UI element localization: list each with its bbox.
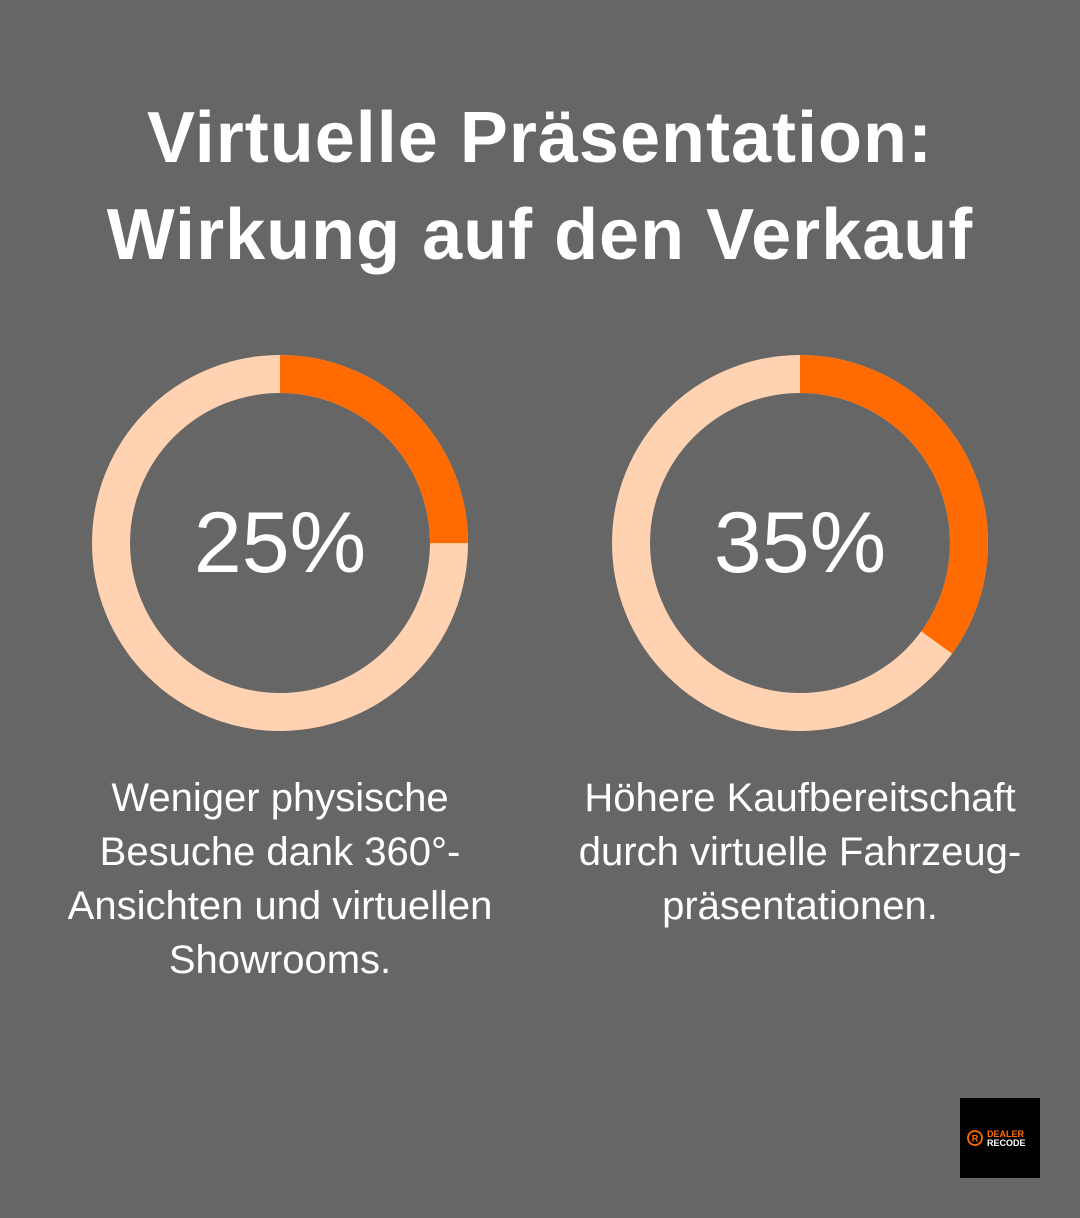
caption right [579,776,1021,928]
logo: DEALER [987,1129,1025,1139]
title: Virtuelle Präsentation: [147,98,933,178]
caption left [68,776,492,982]
caption left: Besuche dank 360°- [100,830,460,874]
logo: R [972,1134,979,1144]
title [106,98,973,275]
caption left: Weniger physische [111,776,449,820]
logo: RECODE [987,1138,1026,1148]
caption right: präsentationen. [662,884,938,928]
caption right: Höhere Kaufbereitschaft [584,776,1016,820]
chart: donut 35% [612,355,988,731]
caption left: Ansichten und virtuellen [68,884,492,928]
caption right: durch virtuelle Fahrzeug- [579,830,1021,874]
chart: donut 35%: 35% [714,495,886,591]
title: Wirkung auf den Verkauf [107,195,973,275]
chart: donut 25%: 25% [194,495,366,591]
logo [960,1098,1040,1178]
caption left: Showrooms. [169,938,391,982]
chart: donut 25% [92,355,468,731]
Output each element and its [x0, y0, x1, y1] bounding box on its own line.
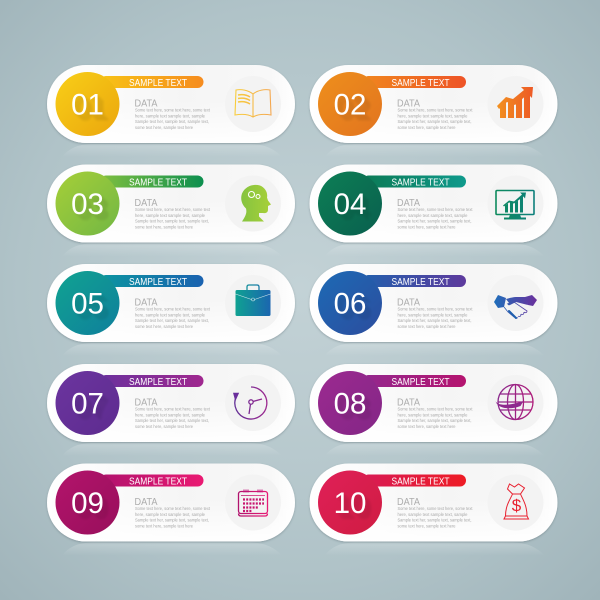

### Task objective
Please output the lines of the records exactly, from the line with "caption right [579,776,1021,928]" up to and including the line with "chart: donut 35% [612,355,988,731]".

### Response for this exercise
caption right [579,776,1021,928]
logo: DEALER [987,1129,1025,1139]
title: Virtuelle Präsentation: [147,98,933,178]
caption left [68,776,492,982]
caption left: Besuche dank 360°- [100,830,460,874]
logo: R [972,1134,979,1144]
title [106,98,973,275]
caption left: Weniger physische [111,776,449,820]
logo: RECODE [987,1138,1026,1148]
caption right: präsentationen. [662,884,938,928]
caption right: Höhere Kaufbereitschaft [584,776,1016,820]
chart: donut 35% [612,355,988,731]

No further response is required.